INPUT ROWS
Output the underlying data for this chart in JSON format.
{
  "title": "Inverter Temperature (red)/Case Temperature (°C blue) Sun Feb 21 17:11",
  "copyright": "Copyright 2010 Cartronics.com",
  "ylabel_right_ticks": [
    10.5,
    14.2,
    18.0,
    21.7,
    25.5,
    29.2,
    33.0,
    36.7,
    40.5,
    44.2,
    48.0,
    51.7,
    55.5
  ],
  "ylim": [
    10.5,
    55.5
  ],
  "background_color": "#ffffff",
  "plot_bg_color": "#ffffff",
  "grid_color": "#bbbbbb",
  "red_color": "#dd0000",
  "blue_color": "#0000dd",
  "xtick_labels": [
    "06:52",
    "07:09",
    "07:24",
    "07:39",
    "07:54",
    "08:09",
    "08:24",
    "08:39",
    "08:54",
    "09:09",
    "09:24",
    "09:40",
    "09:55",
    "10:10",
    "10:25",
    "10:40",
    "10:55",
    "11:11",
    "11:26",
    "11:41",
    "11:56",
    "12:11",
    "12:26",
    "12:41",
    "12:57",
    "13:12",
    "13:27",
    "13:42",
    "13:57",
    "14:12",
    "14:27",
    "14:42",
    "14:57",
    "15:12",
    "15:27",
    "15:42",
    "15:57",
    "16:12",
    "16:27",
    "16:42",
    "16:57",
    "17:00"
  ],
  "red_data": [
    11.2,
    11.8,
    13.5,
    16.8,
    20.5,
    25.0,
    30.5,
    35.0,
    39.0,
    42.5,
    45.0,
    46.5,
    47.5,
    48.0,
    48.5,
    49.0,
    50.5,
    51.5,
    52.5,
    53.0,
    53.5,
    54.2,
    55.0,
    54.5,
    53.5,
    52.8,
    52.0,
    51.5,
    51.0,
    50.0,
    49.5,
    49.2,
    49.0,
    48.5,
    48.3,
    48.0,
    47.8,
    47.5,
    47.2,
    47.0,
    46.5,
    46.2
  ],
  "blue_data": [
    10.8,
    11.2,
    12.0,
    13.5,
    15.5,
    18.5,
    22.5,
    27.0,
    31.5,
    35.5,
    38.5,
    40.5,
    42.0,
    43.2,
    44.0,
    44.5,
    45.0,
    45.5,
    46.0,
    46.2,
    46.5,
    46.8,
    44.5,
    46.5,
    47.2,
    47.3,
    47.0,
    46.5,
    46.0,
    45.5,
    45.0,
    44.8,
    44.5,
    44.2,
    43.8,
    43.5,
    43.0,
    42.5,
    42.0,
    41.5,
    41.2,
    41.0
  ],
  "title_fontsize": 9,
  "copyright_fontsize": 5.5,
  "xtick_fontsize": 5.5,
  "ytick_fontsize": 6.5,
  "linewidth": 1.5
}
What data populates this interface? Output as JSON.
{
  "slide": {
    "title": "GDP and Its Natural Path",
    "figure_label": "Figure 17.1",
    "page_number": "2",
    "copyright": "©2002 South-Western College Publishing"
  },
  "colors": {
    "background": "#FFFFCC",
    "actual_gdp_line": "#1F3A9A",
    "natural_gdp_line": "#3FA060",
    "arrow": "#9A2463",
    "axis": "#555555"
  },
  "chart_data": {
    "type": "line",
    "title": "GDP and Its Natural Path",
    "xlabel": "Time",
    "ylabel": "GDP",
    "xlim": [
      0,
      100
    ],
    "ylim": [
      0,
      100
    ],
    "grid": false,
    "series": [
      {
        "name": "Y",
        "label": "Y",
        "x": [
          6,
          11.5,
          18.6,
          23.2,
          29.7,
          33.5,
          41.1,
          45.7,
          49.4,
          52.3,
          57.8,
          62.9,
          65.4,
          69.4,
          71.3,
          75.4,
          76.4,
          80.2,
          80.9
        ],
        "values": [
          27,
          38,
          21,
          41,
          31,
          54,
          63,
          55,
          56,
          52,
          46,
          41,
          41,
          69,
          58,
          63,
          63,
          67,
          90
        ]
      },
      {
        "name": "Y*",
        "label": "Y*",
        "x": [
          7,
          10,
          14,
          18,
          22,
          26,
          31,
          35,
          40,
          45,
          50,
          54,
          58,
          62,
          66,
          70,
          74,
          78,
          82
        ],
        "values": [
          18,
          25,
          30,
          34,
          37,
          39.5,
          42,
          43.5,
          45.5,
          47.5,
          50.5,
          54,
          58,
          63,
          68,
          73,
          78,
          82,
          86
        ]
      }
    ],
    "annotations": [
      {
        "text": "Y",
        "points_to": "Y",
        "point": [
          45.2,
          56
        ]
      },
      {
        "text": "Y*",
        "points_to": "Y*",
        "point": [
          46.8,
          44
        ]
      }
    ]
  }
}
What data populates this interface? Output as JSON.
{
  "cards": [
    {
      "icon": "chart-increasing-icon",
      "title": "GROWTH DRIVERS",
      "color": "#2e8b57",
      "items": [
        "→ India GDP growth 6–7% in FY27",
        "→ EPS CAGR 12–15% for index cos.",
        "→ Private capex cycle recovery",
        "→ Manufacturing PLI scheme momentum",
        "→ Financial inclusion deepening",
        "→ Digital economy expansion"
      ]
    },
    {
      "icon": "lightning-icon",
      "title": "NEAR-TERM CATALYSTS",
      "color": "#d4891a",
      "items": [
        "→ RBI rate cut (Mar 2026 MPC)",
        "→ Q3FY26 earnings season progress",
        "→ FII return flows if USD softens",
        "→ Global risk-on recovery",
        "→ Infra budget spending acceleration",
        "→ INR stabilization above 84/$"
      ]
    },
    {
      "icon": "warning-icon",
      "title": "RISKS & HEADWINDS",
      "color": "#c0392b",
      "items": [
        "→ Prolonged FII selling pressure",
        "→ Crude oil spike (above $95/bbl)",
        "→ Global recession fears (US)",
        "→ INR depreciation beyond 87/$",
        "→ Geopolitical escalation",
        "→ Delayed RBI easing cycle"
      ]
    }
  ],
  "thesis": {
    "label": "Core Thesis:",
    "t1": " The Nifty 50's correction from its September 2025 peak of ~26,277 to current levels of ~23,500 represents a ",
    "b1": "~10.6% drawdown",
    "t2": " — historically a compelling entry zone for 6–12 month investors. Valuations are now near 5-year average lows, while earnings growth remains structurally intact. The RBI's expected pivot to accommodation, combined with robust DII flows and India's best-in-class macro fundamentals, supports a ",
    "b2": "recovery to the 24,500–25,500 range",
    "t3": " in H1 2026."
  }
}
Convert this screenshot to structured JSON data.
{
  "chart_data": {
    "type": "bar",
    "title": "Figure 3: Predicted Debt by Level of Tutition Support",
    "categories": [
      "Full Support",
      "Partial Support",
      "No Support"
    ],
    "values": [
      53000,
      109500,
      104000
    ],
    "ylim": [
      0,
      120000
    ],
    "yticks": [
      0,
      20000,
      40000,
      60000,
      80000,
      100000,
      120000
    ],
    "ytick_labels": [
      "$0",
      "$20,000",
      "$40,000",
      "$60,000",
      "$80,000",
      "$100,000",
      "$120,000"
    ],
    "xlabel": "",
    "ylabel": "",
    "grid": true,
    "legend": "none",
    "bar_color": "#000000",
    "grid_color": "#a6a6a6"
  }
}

STATED PROBLEM
Hand back the material above in full, exactly as written.

TASK ANSWER
Output the underlying data for this chart in JSON format.
{
  "title": "Inverter Temperature (red)/Case Temperature (°C blue) Sun Feb 21 17:11",
  "copyright": "Copyright 2010 Cartronics.com",
  "ylabel_right_ticks": [
    10.5,
    14.2,
    18.0,
    21.7,
    25.5,
    29.2,
    33.0,
    36.7,
    40.5,
    44.2,
    48.0,
    51.7,
    55.5
  ],
  "ylim": [
    10.5,
    55.5
  ],
  "background_color": "#ffffff",
  "plot_bg_color": "#ffffff",
  "grid_color": "#bbbbbb",
  "red_color": "#dd0000",
  "blue_color": "#0000dd",
  "xtick_labels": [
    "06:52",
    "07:09",
    "07:24",
    "07:39",
    "07:54",
    "08:09",
    "08:24",
    "08:39",
    "08:54",
    "09:09",
    "09:24",
    "09:40",
    "09:55",
    "10:10",
    "10:25",
    "10:40",
    "10:55",
    "11:11",
    "11:26",
    "11:41",
    "11:56",
    "12:11",
    "12:26",
    "12:41",
    "12:57",
    "13:12",
    "13:27",
    "13:42",
    "13:57",
    "14:12",
    "14:27",
    "14:42",
    "14:57",
    "15:12",
    "15:27",
    "15:42",
    "15:57",
    "16:12",
    "16:27",
    "16:42",
    "16:57",
    "17:00"
  ],
  "red_data": [
    11.2,
    11.8,
    13.5,
    16.8,
    20.5,
    25.0,
    30.5,
    35.0,
    39.0,
    42.5,
    45.0,
    46.5,
    47.5,
    48.0,
    48.5,
    49.0,
    50.5,
    51.5,
    52.5,
    53.0,
    53.5,
    54.2,
    55.0,
    54.5,
    53.5,
    52.8,
    52.0,
    51.5,
    51.0,
    50.0,
    49.5,
    49.2,
    49.0,
    48.5,
    48.3,
    48.0,
    47.8,
    47.5,
    47.2,
    47.0,
    46.5,
    46.2
  ],
  "blue_data": [
    10.8,
    11.2,
    12.0,
    13.5,
    15.5,
    18.5,
    22.5,
    27.0,
    31.5,
    35.5,
    38.5,
    40.5,
    42.0,
    43.2,
    44.0,
    44.5,
    45.0,
    45.5,
    46.0,
    46.2,
    46.5,
    46.8,
    44.5,
    46.5,
    47.2,
    47.3,
    47.0,
    46.5,
    46.0,
    45.5,
    45.0,
    44.8,
    44.5,
    44.2,
    43.8,
    43.5,
    43.0,
    42.5,
    42.0,
    41.5,
    41.2,
    41.0
  ],
  "title_fontsize": 9,
  "copyright_fontsize": 5.5,
  "xtick_fontsize": 5.5,
  "ytick_fontsize": 6.5,
  "linewidth": 1.5
}
What data populates this interface? Output as JSON.
{
  "slide": {
    "title": "GDP and Its Natural Path",
    "figure_label": "Figure 17.1",
    "page_number": "2",
    "copyright": "©2002 South-Western College Publishing"
  },
  "colors": {
    "background": "#FFFFCC",
    "actual_gdp_line": "#1F3A9A",
    "natural_gdp_line": "#3FA060",
    "arrow": "#9A2463",
    "axis": "#555555"
  },
  "chart_data": {
    "type": "line",
    "title": "GDP and Its Natural Path",
    "xlabel": "Time",
    "ylabel": "GDP",
    "xlim": [
      0,
      100
    ],
    "ylim": [
      0,
      100
    ],
    "grid": false,
    "series": [
      {
        "name": "Y",
        "label": "Y",
        "x": [
          6,
          11.5,
          18.6,
          23.2,
          29.7,
          33.5,
          41.1,
          45.7,
          49.4,
          52.3,
          57.8,
          62.9,
          65.4,
          69.4,
          71.3,
          75.4,
          76.4,
          80.2,
          80.9
        ],
        "values": [
          27,
          38,
          21,
          41,
          31,
          54,
          63,
          55,
          56,
          52,
          46,
          41,
          41,
          69,
          58,
          63,
          63,
          67,
          90
        ]
      },
      {
        "name": "Y*",
        "label": "Y*",
        "x": [
          7,
          10,
          14,
          18,
          22,
          26,
          31,
          35,
          40,
          45,
          50,
          54,
          58,
          62,
          66,
          70,
          74,
          78,
          82
        ],
        "values": [
          18,
          25,
          30,
          34,
          37,
          39.5,
          42,
          43.5,
          45.5,
          47.5,
          50.5,
          54,
          58,
          63,
          68,
          73,
          78,
          82,
          86
        ]
      }
    ],
    "annotations": [
      {
        "text": "Y",
        "points_to": "Y",
        "point": [
          45.2,
          56
        ]
      },
      {
        "text": "Y*",
        "points_to": "Y*",
        "point": [
          46.8,
          44
        ]
      }
    ]
  }
}
What data populates this interface? Output as JSON.
{
  "cards": [
    {
      "icon": "chart-increasing-icon",
      "title": "GROWTH DRIVERS",
      "color": "#2e8b57",
      "items": [
        "→ India GDP growth 6–7% in FY27",
        "→ EPS CAGR 12–15% for index cos.",
        "→ Private capex cycle recovery",
        "→ Manufacturing PLI scheme momentum",
        "→ Financial inclusion deepening",
        "→ Digital economy expansion"
      ]
    },
    {
      "icon": "lightning-icon",
      "title": "NEAR-TERM CATALYSTS",
      "color": "#d4891a",
      "items": [
        "→ RBI rate cut (Mar 2026 MPC)",
        "→ Q3FY26 earnings season progress",
        "→ FII return flows if USD softens",
        "→ Global risk-on recovery",
        "→ Infra budget spending acceleration",
        "→ INR stabilization above 84/$"
      ]
    },
    {
      "icon": "warning-icon",
      "title": "RISKS & HEADWINDS",
      "color": "#c0392b",
      "items": [
        "→ Prolonged FII selling pressure",
        "→ Crude oil spike (above $95/bbl)",
        "→ Global recession fears (US)",
        "→ INR depreciation beyond 87/$",
        "→ Geopolitical escalation",
        "→ Delayed RBI easing cycle"
      ]
    }
  ],
  "thesis": {
    "label": "Core Thesis:",
    "t1": " The Nifty 50's correction from its September 2025 peak of ~26,277 to current levels of ~23,500 represents a ",
    "b1": "~10.6% drawdown",
    "t2": " — historically a compelling entry zone for 6–12 month investors. Valuations are now near 5-year average lows, while earnings growth remains structurally intact. The RBI's expected pivot to accommodation, combined with robust DII flows and India's best-in-class macro fundamentals, supports a ",
    "b2": "recovery to the 24,500–25,500 range",
    "t3": " in H1 2026."
  }
}
Convert this screenshot to structured JSON data.
{
  "chart_data": {
    "type": "bar",
    "title": "Figure 3: Predicted Debt by Level of Tutition Support",
    "categories": [
      "Full Support",
      "Partial Support",
      "No Support"
    ],
    "values": [
      53000,
      109500,
      104000
    ],
    "ylim": [
      0,
      120000
    ],
    "yticks": [
      0,
      20000,
      40000,
      60000,
      80000,
      100000,
      120000
    ],
    "ytick_labels": [
      "$0",
      "$20,000",
      "$40,000",
      "$60,000",
      "$80,000",
      "$100,000",
      "$120,000"
    ],
    "xlabel": "",
    "ylabel": "",
    "grid": true,
    "legend": "none",
    "bar_color": "#000000",
    "grid_color": "#a6a6a6"
  }
}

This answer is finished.